Wednesday, September 30, 2015

Why use paper when feet will do?

The original  Modern Mothercraft has a lot to say about drawing. "Most children of three have discovered the delights of drawing", it says. "Facilities for drawing and painting encourage self-expression." It even includes a photo of the aforementioned facilities:

I wonder what the 1945 authors would have made of my daughter's recent delight in drawing, especially given how resourceful she was in using her own 'facilities'?

I think that had my daughter been alive in 1945. given her current 'the world is my canvas' philosophy, that nice white bonnet worn by the girl in the photograph above would have been covered in her 'self expression' as well. 

In fact, maybe I should add a nifty white bonnet to my list of things from Ye Olden Days to buy one day. At the very least, it might serve as an effective decoy away from our nice white carpet next time my daughter is unleashing her inner Picasso ...

Friday, August 21, 2015

Ashley Madison hack and the new scarlet letter

In the liberal West, an adulterer wouldn't be paraded through the streets in front of a jeering crowd and made to wear a scarlet 'A'. Scarlet letters and public stocks have been relegated to where they should stay: firmly in the past.

Job A: Rewrite the rows between the line holding "list-item-number: 2. xyxy=(146,181,159,198)" and the line holding "sliders-icon[interactable] xyxy=(20,11,40,31)", inclusive, as a numbered list, leaving out any blank lines.
The blog excerpt above has no connection to the rows that come after it.

Element and region rows:
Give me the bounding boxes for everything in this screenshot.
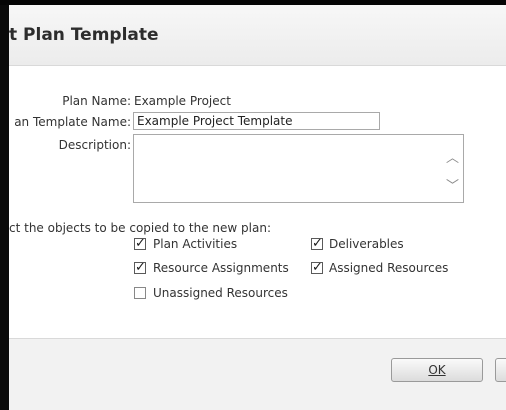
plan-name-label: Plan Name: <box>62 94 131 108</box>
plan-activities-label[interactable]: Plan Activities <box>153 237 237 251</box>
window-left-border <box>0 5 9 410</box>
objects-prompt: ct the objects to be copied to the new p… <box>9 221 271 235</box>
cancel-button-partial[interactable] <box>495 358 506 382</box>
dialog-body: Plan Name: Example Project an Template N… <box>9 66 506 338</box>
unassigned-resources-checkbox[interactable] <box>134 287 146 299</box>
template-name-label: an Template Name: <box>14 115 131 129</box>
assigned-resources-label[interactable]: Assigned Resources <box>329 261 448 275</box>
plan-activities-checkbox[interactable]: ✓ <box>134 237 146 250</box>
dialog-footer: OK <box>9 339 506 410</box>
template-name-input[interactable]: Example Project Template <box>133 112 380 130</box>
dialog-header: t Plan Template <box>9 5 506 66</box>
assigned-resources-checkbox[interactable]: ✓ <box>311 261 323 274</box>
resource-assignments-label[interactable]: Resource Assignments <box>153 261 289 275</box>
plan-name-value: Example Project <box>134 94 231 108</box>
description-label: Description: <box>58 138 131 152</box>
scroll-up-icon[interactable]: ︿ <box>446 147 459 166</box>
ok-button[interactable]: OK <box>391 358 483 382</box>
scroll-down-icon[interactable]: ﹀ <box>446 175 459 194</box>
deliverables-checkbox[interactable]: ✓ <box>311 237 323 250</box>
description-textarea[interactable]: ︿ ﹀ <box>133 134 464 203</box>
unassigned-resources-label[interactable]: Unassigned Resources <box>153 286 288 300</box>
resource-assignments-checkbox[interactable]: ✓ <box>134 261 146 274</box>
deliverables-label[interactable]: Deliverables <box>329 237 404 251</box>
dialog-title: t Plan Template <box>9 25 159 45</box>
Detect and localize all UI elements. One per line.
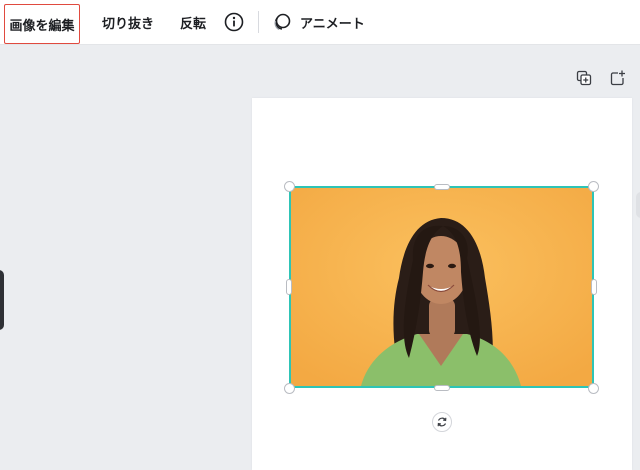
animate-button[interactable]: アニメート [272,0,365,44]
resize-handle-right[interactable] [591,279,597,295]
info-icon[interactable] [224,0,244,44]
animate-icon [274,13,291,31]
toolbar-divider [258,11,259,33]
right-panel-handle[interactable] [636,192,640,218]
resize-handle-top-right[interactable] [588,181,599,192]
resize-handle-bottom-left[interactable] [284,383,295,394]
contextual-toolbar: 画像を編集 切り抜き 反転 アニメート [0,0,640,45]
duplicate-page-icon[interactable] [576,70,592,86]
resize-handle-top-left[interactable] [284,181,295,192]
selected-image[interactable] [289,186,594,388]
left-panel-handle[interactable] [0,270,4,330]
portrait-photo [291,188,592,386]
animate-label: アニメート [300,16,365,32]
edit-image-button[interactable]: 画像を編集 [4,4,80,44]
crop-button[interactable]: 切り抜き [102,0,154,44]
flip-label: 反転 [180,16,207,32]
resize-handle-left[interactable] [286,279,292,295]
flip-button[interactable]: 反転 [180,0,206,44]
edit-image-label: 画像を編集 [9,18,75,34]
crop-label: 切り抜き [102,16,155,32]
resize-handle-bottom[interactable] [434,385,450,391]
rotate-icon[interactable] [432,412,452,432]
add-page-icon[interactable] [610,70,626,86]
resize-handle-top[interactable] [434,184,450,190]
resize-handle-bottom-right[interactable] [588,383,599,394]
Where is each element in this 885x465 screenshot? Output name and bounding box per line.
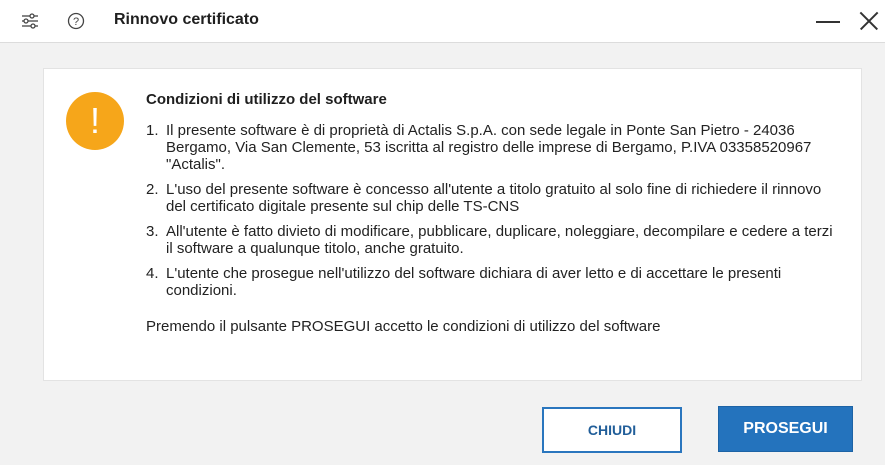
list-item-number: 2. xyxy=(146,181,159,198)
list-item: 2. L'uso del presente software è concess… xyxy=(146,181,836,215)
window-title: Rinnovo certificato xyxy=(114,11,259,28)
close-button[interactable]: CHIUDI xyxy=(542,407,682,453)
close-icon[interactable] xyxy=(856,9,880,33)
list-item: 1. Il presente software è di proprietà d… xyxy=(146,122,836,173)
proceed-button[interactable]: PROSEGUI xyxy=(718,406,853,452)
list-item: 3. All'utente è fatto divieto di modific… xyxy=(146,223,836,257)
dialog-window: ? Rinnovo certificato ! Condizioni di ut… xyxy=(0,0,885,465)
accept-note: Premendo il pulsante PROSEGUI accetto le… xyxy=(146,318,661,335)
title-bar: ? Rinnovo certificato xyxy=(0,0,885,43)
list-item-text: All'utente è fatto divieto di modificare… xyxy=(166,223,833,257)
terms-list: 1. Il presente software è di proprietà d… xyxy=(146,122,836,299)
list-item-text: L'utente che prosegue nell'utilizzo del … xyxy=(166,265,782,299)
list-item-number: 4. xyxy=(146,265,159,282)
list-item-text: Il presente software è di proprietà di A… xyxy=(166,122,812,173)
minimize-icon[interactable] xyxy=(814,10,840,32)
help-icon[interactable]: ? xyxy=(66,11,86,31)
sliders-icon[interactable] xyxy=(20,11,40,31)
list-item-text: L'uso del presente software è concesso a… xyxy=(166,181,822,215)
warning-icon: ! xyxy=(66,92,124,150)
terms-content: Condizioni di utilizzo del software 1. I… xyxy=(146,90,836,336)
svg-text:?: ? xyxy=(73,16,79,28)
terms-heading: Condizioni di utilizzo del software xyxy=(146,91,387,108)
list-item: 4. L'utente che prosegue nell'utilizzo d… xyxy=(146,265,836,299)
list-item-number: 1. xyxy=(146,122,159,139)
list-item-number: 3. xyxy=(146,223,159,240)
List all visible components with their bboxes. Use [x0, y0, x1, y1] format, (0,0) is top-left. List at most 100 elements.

Job B: In the blog excerpt, at what age does the original Modern Mothercraft say most children have discovered the delights of drawing?

Complete answer A:
1. list-item-number: 2. xyxy=(146,181,159,198)
2. list-item: 2. L'uso del presente software è concess… xyxy=(146,181,836,215)
3. window-title: Rinnovo certificato xyxy=(114,11,259,28)
4. close-button[interactable]: CHIUDI xyxy=(542,407,682,453)
5. close-icon[interactable] xyxy=(856,9,880,33)
6. list-item: 1. Il presente software è di proprietà d… xyxy=(146,122,836,173)
7. proceed-button[interactable]: PROSEGUI xyxy=(718,406,853,452)
8. list-item: 3. All'utente è fatto divieto di modific… xyxy=(146,223,836,257)
9. dialog-window: ? Rinnovo certificato ! Condizioni di ut… xyxy=(0,0,885,465)
10. accept-note: Premendo il pulsante PROSEGUI accetto le… xyxy=(146,318,661,335)
11. title-bar: ? Rinnovo certificato xyxy=(0,0,885,43)
12. list-item-text: All'utente è fatto divieto di modificare… xyxy=(166,223,833,257)
13. terms-list: 1. Il presente software è di proprietà d… xyxy=(146,122,836,299)
14. list-item-text: L'utente che prosegue nell'utilizzo del … xyxy=(166,265,782,299)
15. list-item-number: 4. xyxy=(146,265,159,282)
16. list-item-text: Il presente software è di proprietà di A… xyxy=(166,122,812,173)
17. minimize-icon[interactable] xyxy=(814,10,840,32)
18. help-icon[interactable]: ? xyxy=(66,11,86,31)
19. sliders-icon[interactable] xyxy=(20,11,40,31)

Complete answer B: Three